__Information given__.
================================

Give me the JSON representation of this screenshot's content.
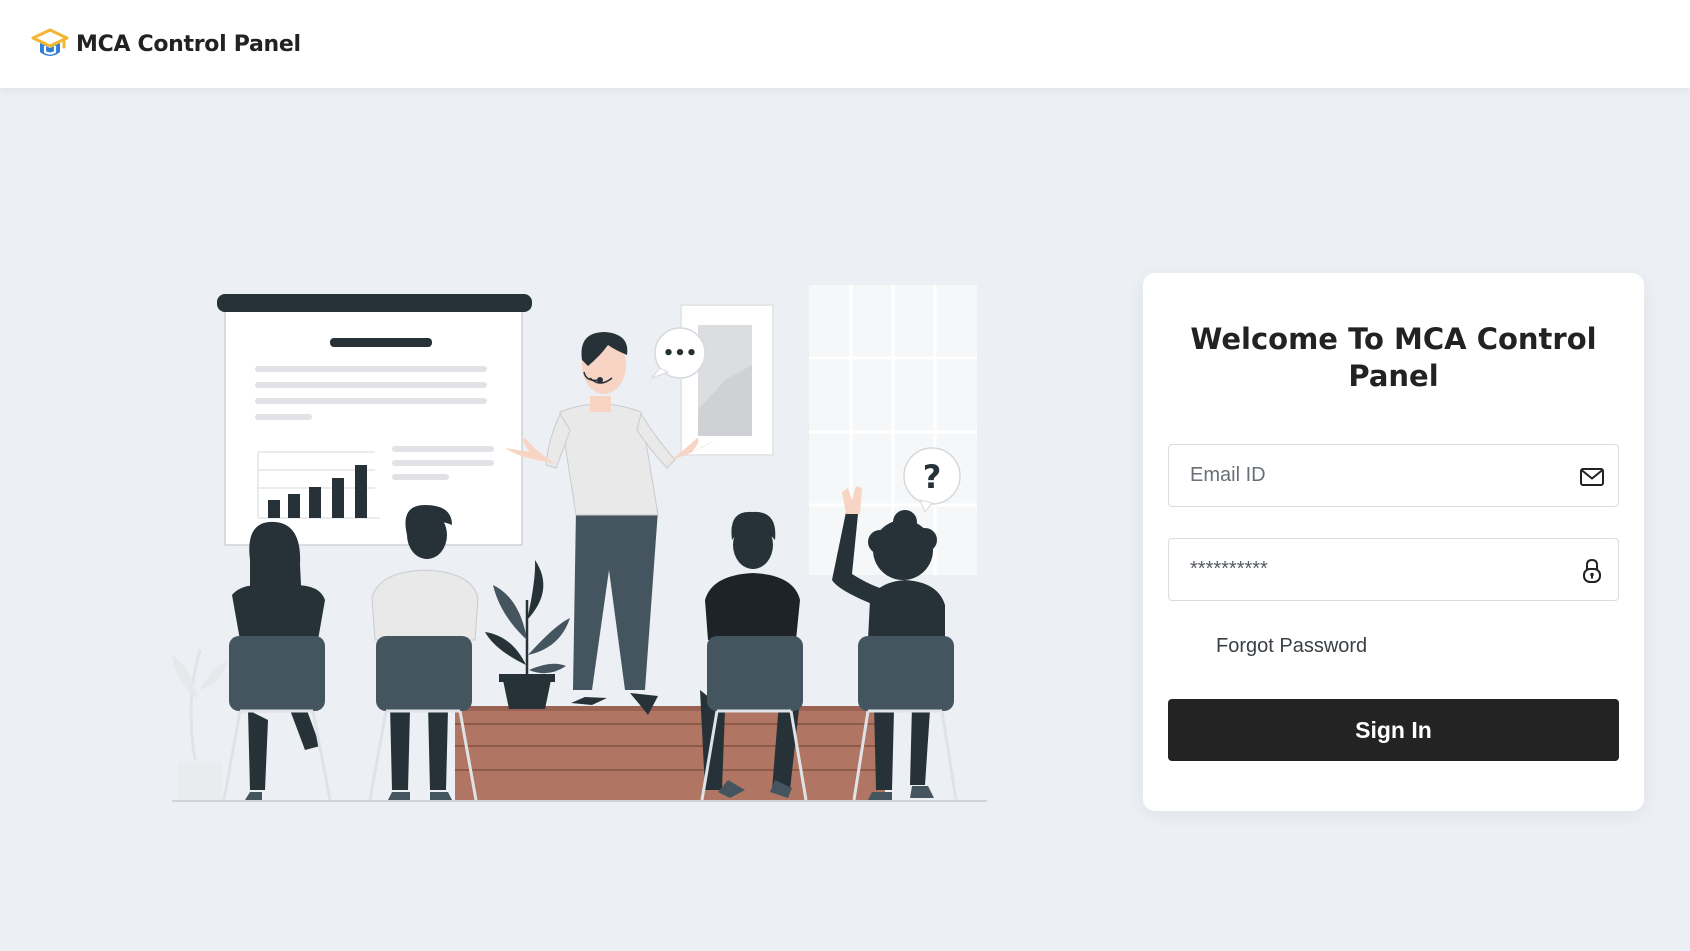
{
  "header": {
    "brand_name": "MCA Control Panel",
    "logo_icon": "graduation-cap-icon"
  },
  "illustration": {
    "question_mark": "?",
    "speech_bubble_text": "•••"
  },
  "login": {
    "title": "Welcome To MCA Control Panel",
    "email_placeholder": "Email ID",
    "email_value": "",
    "email_icon": "envelope-icon",
    "password_value": "**********",
    "password_icon": "lock-icon",
    "forgot_password_label": "Forgot Password",
    "sign_in_label": "Sign In"
  },
  "colors": {
    "page_background": "#eceff3",
    "card_background": "#ffffff",
    "button_background": "#232323",
    "logo_yellow": "#f2b632",
    "logo_blue": "#2f7fd6",
    "stage_brown": "#b07663",
    "chair_slate": "#455560"
  }
}
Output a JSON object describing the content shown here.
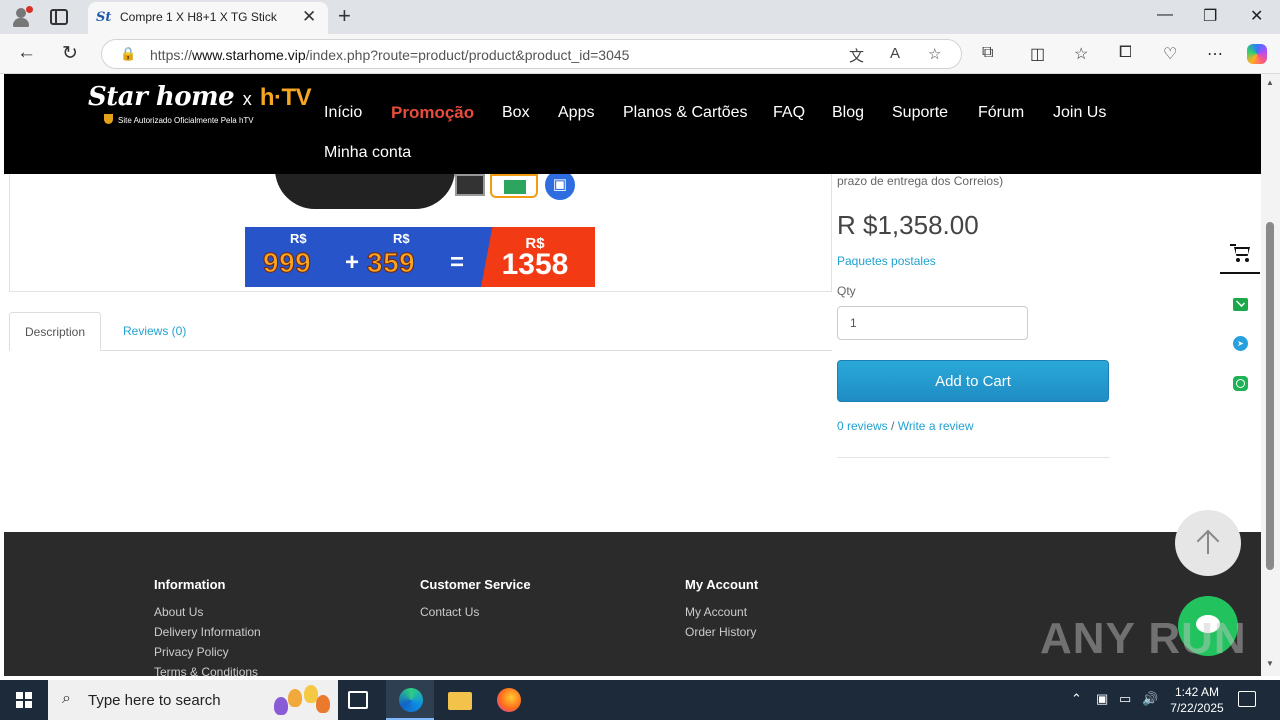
{
  "browser": {
    "tab_title": "Compre 1 X H8+1 X TG Stick",
    "tab_favicon": "St",
    "url_prefix": "https://",
    "url_domain": "www.starhome.vip",
    "url_path": "/index.php?route=product/product&product_id=3045"
  },
  "header": {
    "logo_main": "Star home",
    "logo_x": "x",
    "logo_brand": "h·TV",
    "logo_tagline": "Site Autorizado Oficialmente Pela hTV",
    "menu": [
      "Início",
      "Promoção",
      "Box",
      "Apps",
      "Planos & Cartões",
      "FAQ",
      "Blog",
      "Suporte",
      "Fórum",
      "Join Us",
      "Minha conta"
    ]
  },
  "product_image": {
    "currency": "R$",
    "price_a": "999",
    "plus": "+",
    "price_b": "359",
    "equals": "=",
    "price_total": "1358"
  },
  "product": {
    "delivery_note": "prazo de entrega dos Correios)",
    "price": "R $1,358.00",
    "shipping": "Paquetes postales",
    "qty_label": "Qty",
    "qty_value": "1",
    "add_to_cart": "Add to Cart",
    "reviews_link": "0 reviews",
    "separator": " / ",
    "write_review": "Write a review"
  },
  "tabs": {
    "description": "Description",
    "reviews": "Reviews (0)"
  },
  "footer": {
    "information": {
      "title": "Information",
      "links": [
        "About Us",
        "Delivery Information",
        "Privacy Policy",
        "Terms & Conditions"
      ]
    },
    "customer_service": {
      "title": "Customer Service",
      "links": [
        "Contact Us"
      ]
    },
    "my_account": {
      "title": "My Account",
      "links": [
        "My Account",
        "Order History"
      ]
    }
  },
  "watermark": "ANY RUN",
  "taskbar": {
    "search_placeholder": "Type here to search",
    "time": "1:42 AM",
    "date": "7/22/2025"
  },
  "colors": {
    "header_bg": "#000000",
    "promo": "#e74c3c",
    "link": "#23a1d1",
    "cart_button": "#1f8dc4",
    "footer_bg": "#2b2b2b"
  }
}
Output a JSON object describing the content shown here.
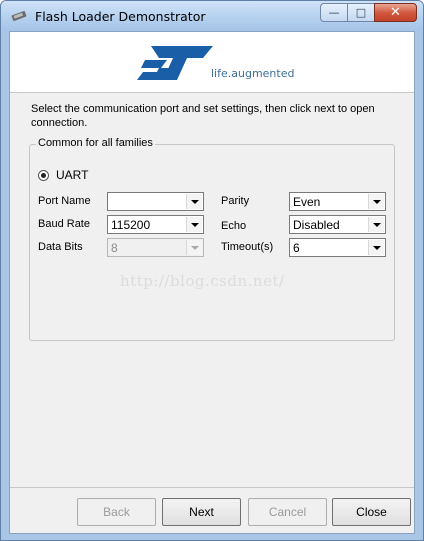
{
  "window": {
    "title": "Flash Loader Demonstrator",
    "buttons": {
      "minimize": "—",
      "maximize": "□",
      "close": "✕"
    }
  },
  "banner": {
    "logo_icon": "st-logo",
    "logo_text": "ST",
    "tagline": "life.augmented"
  },
  "instructions": "Select the communication port and set settings, then click next to open connection.",
  "group": {
    "legend": "Common for all families",
    "uart_label": "UART",
    "uart_selected": true,
    "fields": {
      "port_name": {
        "label": "Port Name",
        "value": ""
      },
      "baud_rate": {
        "label": "Baud Rate",
        "value": "115200"
      },
      "data_bits": {
        "label": "Data Bits",
        "value": "8",
        "disabled": true
      },
      "parity": {
        "label": "Parity",
        "value": "Even"
      },
      "echo": {
        "label": "Echo",
        "value": "Disabled"
      },
      "timeout": {
        "label": "Timeout(s)",
        "value": "6"
      }
    }
  },
  "watermark": "http://blog.csdn.net/",
  "footer": {
    "back": "Back",
    "next": "Next",
    "cancel": "Cancel",
    "close": "Close"
  },
  "colors": {
    "logo_blue": "#1b5ea8",
    "tagline": "#3d6f9c",
    "titlebar": "#b3cfee"
  }
}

================================

Output all of the data exactly as it stands, minus any images.

Give me the JSON representation of this screenshot's content.
{
  "header": {
    "brand_name": "MCA Control Panel",
    "logo_icon": "graduation-cap-icon"
  },
  "illustration": {
    "question_mark": "?",
    "speech_bubble_text": "•••"
  },
  "login": {
    "title": "Welcome To MCA Control Panel",
    "email_placeholder": "Email ID",
    "email_value": "",
    "email_icon": "envelope-icon",
    "password_value": "**********",
    "password_icon": "lock-icon",
    "forgot_password_label": "Forgot Password",
    "sign_in_label": "Sign In"
  },
  "colors": {
    "page_background": "#eceff3",
    "card_background": "#ffffff",
    "button_background": "#232323",
    "logo_yellow": "#f2b632",
    "logo_blue": "#2f7fd6",
    "stage_brown": "#b07663",
    "chair_slate": "#455560"
  }
}
Output a JSON object describing the content shown here.
{
  "browser": {
    "tab_title": "Compre 1 X H8+1 X TG Stick",
    "tab_favicon": "St",
    "url_prefix": "https://",
    "url_domain": "www.starhome.vip",
    "url_path": "/index.php?route=product/product&product_id=3045"
  },
  "header": {
    "logo_main": "Star home",
    "logo_x": "x",
    "logo_brand": "h·TV",
    "logo_tagline": "Site Autorizado Oficialmente Pela hTV",
    "menu": [
      "Início",
      "Promoção",
      "Box",
      "Apps",
      "Planos & Cartões",
      "FAQ",
      "Blog",
      "Suporte",
      "Fórum",
      "Join Us",
      "Minha conta"
    ]
  },
  "product_image": {
    "currency": "R$",
    "price_a": "999",
    "plus": "+",
    "price_b": "359",
    "equals": "=",
    "price_total": "1358"
  },
  "product": {
    "delivery_note": "prazo de entrega dos Correios)",
    "price": "R $1,358.00",
    "shipping": "Paquetes postales",
    "qty_label": "Qty",
    "qty_value": "1",
    "add_to_cart": "Add to Cart",
    "reviews_link": "0 reviews",
    "separator": " / ",
    "write_review": "Write a review"
  },
  "tabs": {
    "description": "Description",
    "reviews": "Reviews (0)"
  },
  "footer": {
    "information": {
      "title": "Information",
      "links": [
        "About Us",
        "Delivery Information",
        "Privacy Policy",
        "Terms & Conditions"
      ]
    },
    "customer_service": {
      "title": "Customer Service",
      "links": [
        "Contact Us"
      ]
    },
    "my_account": {
      "title": "My Account",
      "links": [
        "My Account",
        "Order History"
      ]
    }
  },
  "watermark": "ANY RUN",
  "taskbar": {
    "search_placeholder": "Type here to search",
    "time": "1:42 AM",
    "date": "7/22/2025"
  },
  "colors": {
    "header_bg": "#000000",
    "promo": "#e74c3c",
    "link": "#23a1d1",
    "cart_button": "#1f8dc4",
    "footer_bg": "#2b2b2b"
  }
}
Output a JSON object describing the content shown here.
{
  "window": {
    "title": "Flash Loader Demonstrator",
    "buttons": {
      "minimize": "—",
      "maximize": "□",
      "close": "✕"
    }
  },
  "banner": {
    "logo_icon": "st-logo",
    "logo_text": "ST",
    "tagline": "life.augmented"
  },
  "instructions": "Select the communication port and set settings, then click next to open connection.",
  "group": {
    "legend": "Common for all families",
    "uart_label": "UART",
    "uart_selected": true,
    "fields": {
      "port_name": {
        "label": "Port Name",
        "value": ""
      },
      "baud_rate": {
        "label": "Baud Rate",
        "value": "115200"
      },
      "data_bits": {
        "label": "Data Bits",
        "value": "8",
        "disabled": true
      },
      "parity": {
        "label": "Parity",
        "value": "Even"
      },
      "echo": {
        "label": "Echo",
        "value": "Disabled"
      },
      "timeout": {
        "label": "Timeout(s)",
        "value": "6"
      }
    }
  },
  "watermark": "http://blog.csdn.net/",
  "footer": {
    "back": "Back",
    "next": "Next",
    "cancel": "Cancel",
    "close": "Close"
  },
  "colors": {
    "logo_blue": "#1b5ea8",
    "tagline": "#3d6f9c",
    "titlebar": "#b3cfee"
  }
}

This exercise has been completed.